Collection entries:

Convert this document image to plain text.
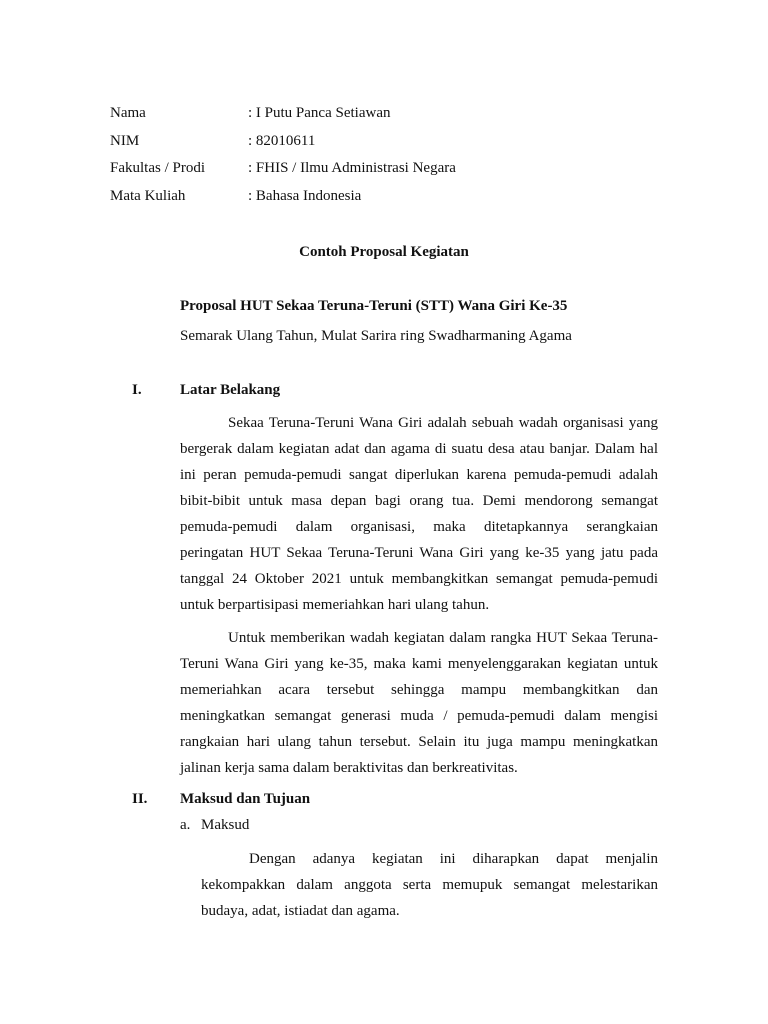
Nama	: I Putu Panca Setiawan
NIM	: 82010611
Fakultas / Prodi	: FHIS / Ilmu Administrasi Negara
Mata Kuliah	: Bahasa Indonesia
Contoh Proposal Kegiatan
Proposal HUT Sekaa Teruna-Teruni (STT) Wana Giri Ke-35
Semarak Ulang Tahun, Mulat Sarira ring Swadharmaning Agama
I.	Latar Belakang
Sekaa Teruna-Teruni Wana Giri adalah sebuah wadah organisasi yang
bergerak dalam kegiatan adat dan agama di suatu desa atau banjar. Dalam hal
ini peran pemuda-pemudi sangat diperlukan karena pemuda-pemudi adalah
bibit-bibit untuk masa depan bagi orang tua. Demi mendorong semangat
pemuda-pemudi dalam organisasi, maka ditetapkannya serangkaian
peringatan HUT Sekaa Teruna-Teruni Wana Giri yang ke-35 yang jatu pada
tanggal 24 Oktober 2021 untuk membangkitkan semangat pemuda-pemudi
untuk berpartisipasi memeriahkan hari ulang tahun.
Untuk memberikan wadah kegiatan dalam rangka HUT Sekaa Teruna-
Teruni Wana Giri yang ke-35, maka kami menyelenggarakan kegiatan untuk
memeriahkan acara tersebut sehingga mampu membangkitkan dan
meningkatkan semangat generasi muda / pemuda-pemudi dalam mengisi
rangkaian hari ulang tahun tersebut. Selain itu juga mampu meningkatkan
jalinan kerja sama dalam beraktivitas dan berkreativitas.
II. Maksud dan Tujuan
a. Maksud
Dengan adanya kegiatan ini diharapkan dapat menjalin
kekompakkan dalam anggota serta memupuk semangat melestarikan
budaya, adat, istiadat dan agama.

Objective
Pull out all lines from the entries above in which the word "yang" appears.

Output of the task
Sekaa Teruna-Teruni Wana Giri adalah sebuah wadah organisasi yang
peringatan HUT Sekaa Teruna-Teruni Wana Giri yang ke-35 yang jatu pada
Teruni Wana Giri yang ke-35, maka kami menyelenggarakan kegiatan untuk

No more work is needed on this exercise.